--- Materials provided ---
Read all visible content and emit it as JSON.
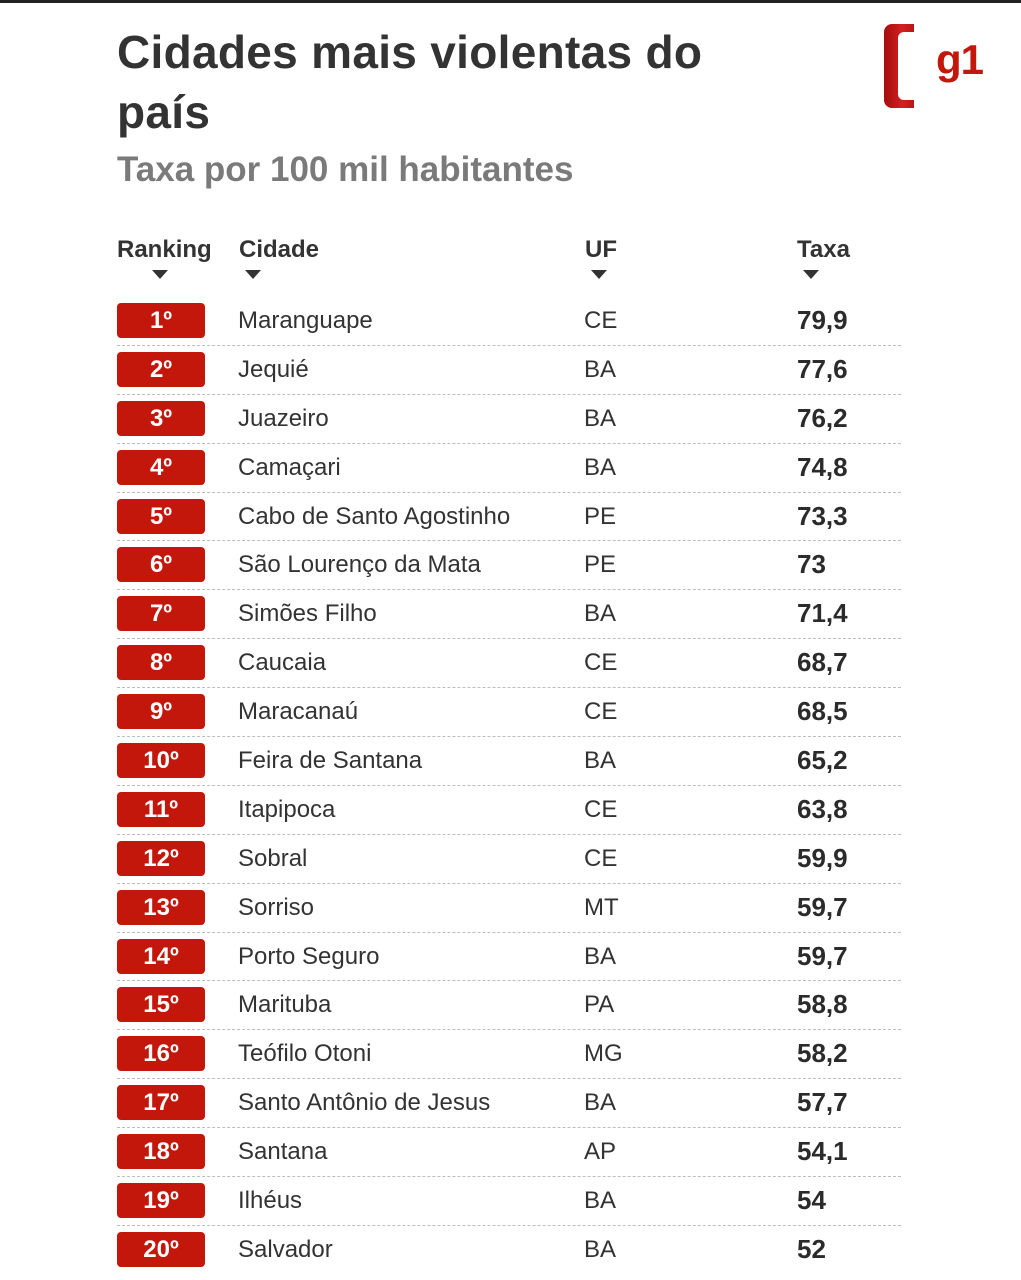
{
  "title": "Cidades mais violentas do país",
  "subtitle": "Taxa por 100 mil habitantes",
  "logo_text": "g1",
  "columns": {
    "ranking": "Ranking",
    "cidade": "Cidade",
    "uf": "UF",
    "taxa": "Taxa"
  },
  "colors": {
    "accent": "#c4170c",
    "title": "#333333",
    "subtitle": "#7a7a7a"
  },
  "chart_data": {
    "type": "table",
    "title": "Cidades mais violentas do país",
    "subtitle": "Taxa por 100 mil habitantes",
    "columns": [
      "Ranking",
      "Cidade",
      "UF",
      "Taxa"
    ],
    "rows": [
      {
        "rank": "1º",
        "city": "Maranguape",
        "uf": "CE",
        "rate": "79,9"
      },
      {
        "rank": "2º",
        "city": "Jequié",
        "uf": "BA",
        "rate": "77,6"
      },
      {
        "rank": "3º",
        "city": "Juazeiro",
        "uf": "BA",
        "rate": "76,2"
      },
      {
        "rank": "4º",
        "city": "Camaçari",
        "uf": "BA",
        "rate": "74,8"
      },
      {
        "rank": "5º",
        "city": "Cabo de Santo Agostinho",
        "uf": "PE",
        "rate": "73,3"
      },
      {
        "rank": "6º",
        "city": "São Lourenço da Mata",
        "uf": "PE",
        "rate": "73"
      },
      {
        "rank": "7º",
        "city": "Simões Filho",
        "uf": "BA",
        "rate": "71,4"
      },
      {
        "rank": "8º",
        "city": "Caucaia",
        "uf": "CE",
        "rate": "68,7"
      },
      {
        "rank": "9º",
        "city": "Maracanaú",
        "uf": "CE",
        "rate": "68,5"
      },
      {
        "rank": "10º",
        "city": "Feira de Santana",
        "uf": "BA",
        "rate": "65,2"
      },
      {
        "rank": "11º",
        "city": "Itapipoca",
        "uf": "CE",
        "rate": "63,8"
      },
      {
        "rank": "12º",
        "city": "Sobral",
        "uf": "CE",
        "rate": "59,9"
      },
      {
        "rank": "13º",
        "city": "Sorriso",
        "uf": "MT",
        "rate": "59,7"
      },
      {
        "rank": "14º",
        "city": "Porto Seguro",
        "uf": "BA",
        "rate": "59,7"
      },
      {
        "rank": "15º",
        "city": "Marituba",
        "uf": "PA",
        "rate": "58,8"
      },
      {
        "rank": "16º",
        "city": "Teófilo Otoni",
        "uf": "MG",
        "rate": "58,2"
      },
      {
        "rank": "17º",
        "city": "Santo Antônio de Jesus",
        "uf": "BA",
        "rate": "57,7"
      },
      {
        "rank": "18º",
        "city": "Santana",
        "uf": "AP",
        "rate": "54,1"
      },
      {
        "rank": "19º",
        "city": "Ilhéus",
        "uf": "BA",
        "rate": "54"
      },
      {
        "rank": "20º",
        "city": "Salvador",
        "uf": "BA",
        "rate": "52"
      }
    ]
  }
}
---
Problem details ▸
Reproduce all the records verbatim, excluding images.

Complete output ▸
Read all visible content and emit it as JSON.
{
  "title": "Cidades mais violentas do país",
  "subtitle": "Taxa por 100 mil habitantes",
  "logo_text": "g1",
  "columns": {
    "ranking": "Ranking",
    "cidade": "Cidade",
    "uf": "UF",
    "taxa": "Taxa"
  },
  "colors": {
    "accent": "#c4170c",
    "title": "#333333",
    "subtitle": "#7a7a7a"
  },
  "chart_data": {
    "type": "table",
    "title": "Cidades mais violentas do país",
    "subtitle": "Taxa por 100 mil habitantes",
    "columns": [
      "Ranking",
      "Cidade",
      "UF",
      "Taxa"
    ],
    "rows": [
      {
        "rank": "1º",
        "city": "Maranguape",
        "uf": "CE",
        "rate": "79,9"
      },
      {
        "rank": "2º",
        "city": "Jequié",
        "uf": "BA",
        "rate": "77,6"
      },
      {
        "rank": "3º",
        "city": "Juazeiro",
        "uf": "BA",
        "rate": "76,2"
      },
      {
        "rank": "4º",
        "city": "Camaçari",
        "uf": "BA",
        "rate": "74,8"
      },
      {
        "rank": "5º",
        "city": "Cabo de Santo Agostinho",
        "uf": "PE",
        "rate": "73,3"
      },
      {
        "rank": "6º",
        "city": "São Lourenço da Mata",
        "uf": "PE",
        "rate": "73"
      },
      {
        "rank": "7º",
        "city": "Simões Filho",
        "uf": "BA",
        "rate": "71,4"
      },
      {
        "rank": "8º",
        "city": "Caucaia",
        "uf": "CE",
        "rate": "68,7"
      },
      {
        "rank": "9º",
        "city": "Maracanaú",
        "uf": "CE",
        "rate": "68,5"
      },
      {
        "rank": "10º",
        "city": "Feira de Santana",
        "uf": "BA",
        "rate": "65,2"
      },
      {
        "rank": "11º",
        "city": "Itapipoca",
        "uf": "CE",
        "rate": "63,8"
      },
      {
        "rank": "12º",
        "city": "Sobral",
        "uf": "CE",
        "rate": "59,9"
      },
      {
        "rank": "13º",
        "city": "Sorriso",
        "uf": "MT",
        "rate": "59,7"
      },
      {
        "rank": "14º",
        "city": "Porto Seguro",
        "uf": "BA",
        "rate": "59,7"
      },
      {
        "rank": "15º",
        "city": "Marituba",
        "uf": "PA",
        "rate": "58,8"
      },
      {
        "rank": "16º",
        "city": "Teófilo Otoni",
        "uf": "MG",
        "rate": "58,2"
      },
      {
        "rank": "17º",
        "city": "Santo Antônio de Jesus",
        "uf": "BA",
        "rate": "57,7"
      },
      {
        "rank": "18º",
        "city": "Santana",
        "uf": "AP",
        "rate": "54,1"
      },
      {
        "rank": "19º",
        "city": "Ilhéus",
        "uf": "BA",
        "rate": "54"
      },
      {
        "rank": "20º",
        "city": "Salvador",
        "uf": "BA",
        "rate": "52"
      }
    ]
  }
}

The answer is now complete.